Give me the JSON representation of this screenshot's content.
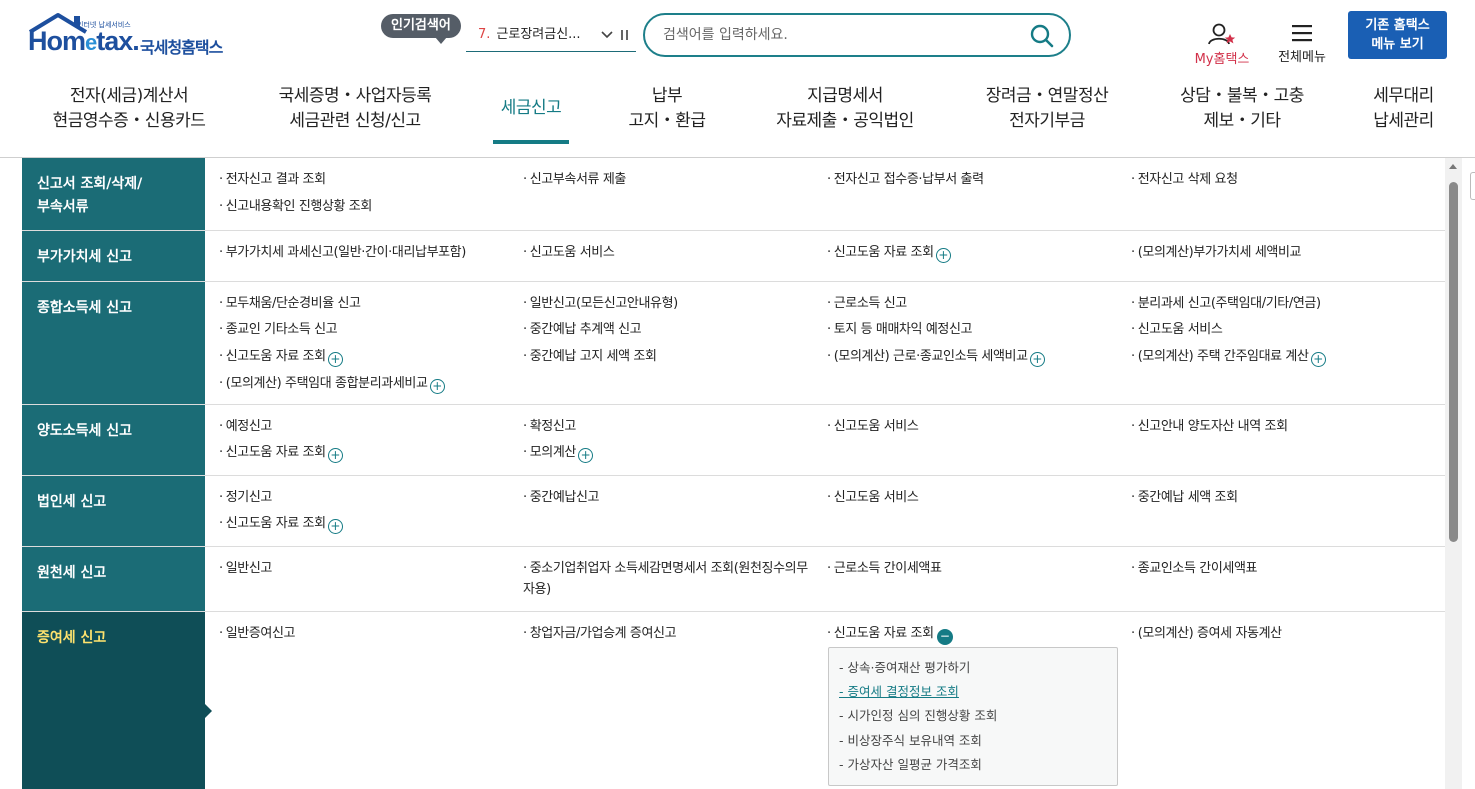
{
  "header": {
    "logo_tag": "인터넷 납세서비스",
    "logo_brand_pre": "Hom",
    "logo_brand_e": "e",
    "logo_brand_post": "tax.",
    "logo_org": "국세청홈택스",
    "popular_badge": "인기검색어",
    "popular_rank": "7.",
    "popular_term": "근로장려금신...",
    "search_placeholder": "검색어를 입력하세요.",
    "my_hometax": "My홈택스",
    "all_menu": "전체메뉴",
    "old_menu_line1": "기존 홈택스",
    "old_menu_line2": "메뉴 보기",
    "colors": {
      "brand": "#1d4f9e",
      "teal": "#157b85",
      "button": "#1a5fb4"
    }
  },
  "gnb": [
    {
      "line1": "전자(세금)계산서",
      "line2": "현금영수증・신용카드"
    },
    {
      "line1": "국세증명・사업자등록",
      "line2": "세금관련 신청/신고"
    },
    {
      "line1": "세금신고",
      "line2": ""
    },
    {
      "line1": "납부",
      "line2": "고지・환급"
    },
    {
      "line1": "지급명세서",
      "line2": "자료제출・공익법인"
    },
    {
      "line1": "장려금・연말정산",
      "line2": "전자기부금"
    },
    {
      "line1": "상담・불복・고충",
      "line2": "제보・기타"
    },
    {
      "line1": "세무대리",
      "line2": "납세관리"
    }
  ],
  "rows": [
    {
      "category": "신고서 조회/삭제/\n부속서류",
      "links": [
        "전자신고 결과 조회",
        "신고부속서류 제출",
        "전자신고 접수증·납부서 출력",
        "전자신고 삭제 요청",
        "신고내용확인 진행상황 조회"
      ]
    },
    {
      "category": "부가가치세 신고",
      "links": [
        "부가가치세 과세신고(일반·간이·대리납부포함)",
        "신고도움 서비스",
        "신고도움 자료 조회",
        "(모의계산)부가가치세 세액비교"
      ]
    },
    {
      "category": "종합소득세 신고",
      "links": [
        "모두채움/단순경비율 신고",
        "일반신고(모든신고안내유형)",
        "근로소득 신고",
        "분리과세 신고(주택임대/기타/연금)",
        "종교인 기타소득 신고",
        "중간예납 추계액 신고",
        "토지 등 매매차익 예정신고",
        "신고도움 서비스",
        "신고도움 자료 조회",
        "중간예납 고지 세액 조회",
        "(모의계산) 근로·종교인소득 세액비교",
        "(모의계산) 주택 간주임대료 계산",
        "(모의계산) 주택임대 종합분리과세비교"
      ]
    },
    {
      "category": "양도소득세 신고",
      "links": [
        "예정신고",
        "확정신고",
        "신고도움 서비스",
        "신고안내 양도자산 내역 조회",
        "신고도움 자료 조회",
        "모의계산"
      ]
    },
    {
      "category": "법인세 신고",
      "links": [
        "정기신고",
        "중간예납신고",
        "신고도움 서비스",
        "중간예납 세액 조회",
        "신고도움 자료 조회"
      ]
    },
    {
      "category": "원천세 신고",
      "links": [
        "일반신고",
        "중소기업취업자 소득세감면명세서 조회(원천징수의무자용)",
        "근로소득 간이세액표",
        "종교인소득 간이세액표"
      ]
    },
    {
      "category": "증여세 신고",
      "links": [
        "일반증여신고",
        "창업자금/가업승계 증여신고",
        "신고도움 자료 조회",
        "(모의계산) 증여세 자동계산"
      ],
      "sub_items": [
        "상속·증여재산 평가하기",
        "증여세 결정정보 조회",
        "시가인정 심의 진행상황 조회",
        "비상장주식 보유내역 조회",
        "가상자산 일평균 가격조회"
      ],
      "active_sub": "증여세 결정정보 조회"
    }
  ]
}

□ □ □ □

- _WORK TO COMPLETE_
Copy the records exactly. Skip the pictures.

- _REPLY TO THE TASK_
Give me the JSON representation of this screenshot's content.
{
  "header": {
    "logo_tag": "인터넷 납세서비스",
    "logo_brand_pre": "Hom",
    "logo_brand_e": "e",
    "logo_brand_post": "tax.",
    "logo_org": "국세청홈택스",
    "popular_badge": "인기검색어",
    "popular_rank": "7.",
    "popular_term": "근로장려금신...",
    "search_placeholder": "검색어를 입력하세요.",
    "my_hometax": "My홈택스",
    "all_menu": "전체메뉴",
    "old_menu_line1": "기존 홈택스",
    "old_menu_line2": "메뉴 보기",
    "colors": {
      "brand": "#1d4f9e",
      "teal": "#157b85",
      "button": "#1a5fb4"
    }
  },
  "gnb": [
    {
      "line1": "전자(세금)계산서",
      "line2": "현금영수증・신용카드"
    },
    {
      "line1": "국세증명・사업자등록",
      "line2": "세금관련 신청/신고"
    },
    {
      "line1": "세금신고",
      "line2": ""
    },
    {
      "line1": "납부",
      "line2": "고지・환급"
    },
    {
      "line1": "지급명세서",
      "line2": "자료제출・공익법인"
    },
    {
      "line1": "장려금・연말정산",
      "line2": "전자기부금"
    },
    {
      "line1": "상담・불복・고충",
      "line2": "제보・기타"
    },
    {
      "line1": "세무대리",
      "line2": "납세관리"
    }
  ],
  "rows": [
    {
      "category": "신고서 조회/삭제/\n부속서류",
      "links": [
        "전자신고 결과 조회",
        "신고부속서류 제출",
        "전자신고 접수증·납부서 출력",
        "전자신고 삭제 요청",
        "신고내용확인 진행상황 조회"
      ]
    },
    {
      "category": "부가가치세 신고",
      "links": [
        "부가가치세 과세신고(일반·간이·대리납부포함)",
        "신고도움 서비스",
        "신고도움 자료 조회",
        "(모의계산)부가가치세 세액비교"
      ]
    },
    {
      "category": "종합소득세 신고",
      "links": [
        "모두채움/단순경비율 신고",
        "일반신고(모든신고안내유형)",
        "근로소득 신고",
        "분리과세 신고(주택임대/기타/연금)",
        "종교인 기타소득 신고",
        "중간예납 추계액 신고",
        "토지 등 매매차익 예정신고",
        "신고도움 서비스",
        "신고도움 자료 조회",
        "중간예납 고지 세액 조회",
        "(모의계산) 근로·종교인소득 세액비교",
        "(모의계산) 주택 간주임대료 계산",
        "(모의계산) 주택임대 종합분리과세비교"
      ]
    },
    {
      "category": "양도소득세 신고",
      "links": [
        "예정신고",
        "확정신고",
        "신고도움 서비스",
        "신고안내 양도자산 내역 조회",
        "신고도움 자료 조회",
        "모의계산"
      ]
    },
    {
      "category": "법인세 신고",
      "links": [
        "정기신고",
        "중간예납신고",
        "신고도움 서비스",
        "중간예납 세액 조회",
        "신고도움 자료 조회"
      ]
    },
    {
      "category": "원천세 신고",
      "links": [
        "일반신고",
        "중소기업취업자 소득세감면명세서 조회(원천징수의무자용)",
        "근로소득 간이세액표",
        "종교인소득 간이세액표"
      ]
    },
    {
      "category": "증여세 신고",
      "links": [
        "일반증여신고",
        "창업자금/가업승계 증여신고",
        "신고도움 자료 조회",
        "(모의계산) 증여세 자동계산"
      ],
      "sub_items": [
        "상속·증여재산 평가하기",
        "증여세 결정정보 조회",
        "시가인정 심의 진행상황 조회",
        "비상장주식 보유내역 조회",
        "가상자산 일평균 가격조회"
      ],
      "active_sub": "증여세 결정정보 조회"
    }
  ]
}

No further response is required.